### Task details:
Send back the entries below exactly as they appear.
══ Given records ══
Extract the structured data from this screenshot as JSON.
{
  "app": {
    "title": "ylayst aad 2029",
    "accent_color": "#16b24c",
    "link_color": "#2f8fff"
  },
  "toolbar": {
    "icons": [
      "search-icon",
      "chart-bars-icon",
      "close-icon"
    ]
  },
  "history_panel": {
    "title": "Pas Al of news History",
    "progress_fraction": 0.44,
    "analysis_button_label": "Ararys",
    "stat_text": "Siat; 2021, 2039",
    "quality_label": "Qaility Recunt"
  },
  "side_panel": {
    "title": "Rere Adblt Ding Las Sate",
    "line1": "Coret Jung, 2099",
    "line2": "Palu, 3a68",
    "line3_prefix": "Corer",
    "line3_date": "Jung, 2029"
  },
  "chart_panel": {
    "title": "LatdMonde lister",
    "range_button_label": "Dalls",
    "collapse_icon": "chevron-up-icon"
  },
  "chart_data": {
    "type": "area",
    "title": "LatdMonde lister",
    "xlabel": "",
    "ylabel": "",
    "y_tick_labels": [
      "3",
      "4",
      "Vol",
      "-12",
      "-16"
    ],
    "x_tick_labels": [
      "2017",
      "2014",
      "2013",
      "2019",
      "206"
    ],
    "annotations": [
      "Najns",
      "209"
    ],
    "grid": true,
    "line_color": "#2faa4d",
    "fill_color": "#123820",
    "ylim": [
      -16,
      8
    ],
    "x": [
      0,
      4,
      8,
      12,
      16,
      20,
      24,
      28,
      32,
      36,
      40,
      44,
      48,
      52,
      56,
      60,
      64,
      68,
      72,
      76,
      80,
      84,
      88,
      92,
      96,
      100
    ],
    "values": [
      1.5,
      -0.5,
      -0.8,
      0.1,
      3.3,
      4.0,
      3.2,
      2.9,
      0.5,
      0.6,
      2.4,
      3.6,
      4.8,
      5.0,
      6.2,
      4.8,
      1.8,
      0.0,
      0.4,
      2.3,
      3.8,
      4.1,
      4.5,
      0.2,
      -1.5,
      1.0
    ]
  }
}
═══
### Solution for this exercise:
Extract the structured data from this screenshot as JSON.
{
  "app": {
    "title": "ylayst aad 2029",
    "accent_color": "#16b24c",
    "link_color": "#2f8fff"
  },
  "toolbar": {
    "icons": [
      "search-icon",
      "chart-bars-icon",
      "close-icon"
    ]
  },
  "history_panel": {
    "title": "Pas Al of news History",
    "progress_fraction": 0.44,
    "analysis_button_label": "Ararys",
    "stat_text": "Siat; 2021, 2039",
    "quality_label": "Qaility Recunt"
  },
  "side_panel": {
    "title": "Rere Adblt Ding Las Sate",
    "line1": "Coret Jung, 2099",
    "line2": "Palu, 3a68",
    "line3_prefix": "Corer",
    "line3_date": "Jung, 2029"
  },
  "chart_panel": {
    "title": "LatdMonde lister",
    "range_button_label": "Dalls",
    "collapse_icon": "chevron-up-icon"
  },
  "chart_data": {
    "type": "area",
    "title": "LatdMonde lister",
    "xlabel": "",
    "ylabel": "",
    "y_tick_labels": [
      "3",
      "4",
      "Vol",
      "-12",
      "-16"
    ],
    "x_tick_labels": [
      "2017",
      "2014",
      "2013",
      "2019",
      "206"
    ],
    "annotations": [
      "Najns",
      "209"
    ],
    "grid": true,
    "line_color": "#2faa4d",
    "fill_color": "#123820",
    "ylim": [
      -16,
      8
    ],
    "x": [
      0,
      4,
      8,
      12,
      16,
      20,
      24,
      28,
      32,
      36,
      40,
      44,
      48,
      52,
      56,
      60,
      64,
      68,
      72,
      76,
      80,
      84,
      88,
      92,
      96,
      100
    ],
    "values": [
      1.5,
      -0.5,
      -0.8,
      0.1,
      3.3,
      4.0,
      3.2,
      2.9,
      0.5,
      0.6,
      2.4,
      3.6,
      4.8,
      5.0,
      6.2,
      4.8,
      1.8,
      0.0,
      0.4,
      2.3,
      3.8,
      4.1,
      4.5,
      0.2,
      -1.5,
      1.0
    ]
  }
}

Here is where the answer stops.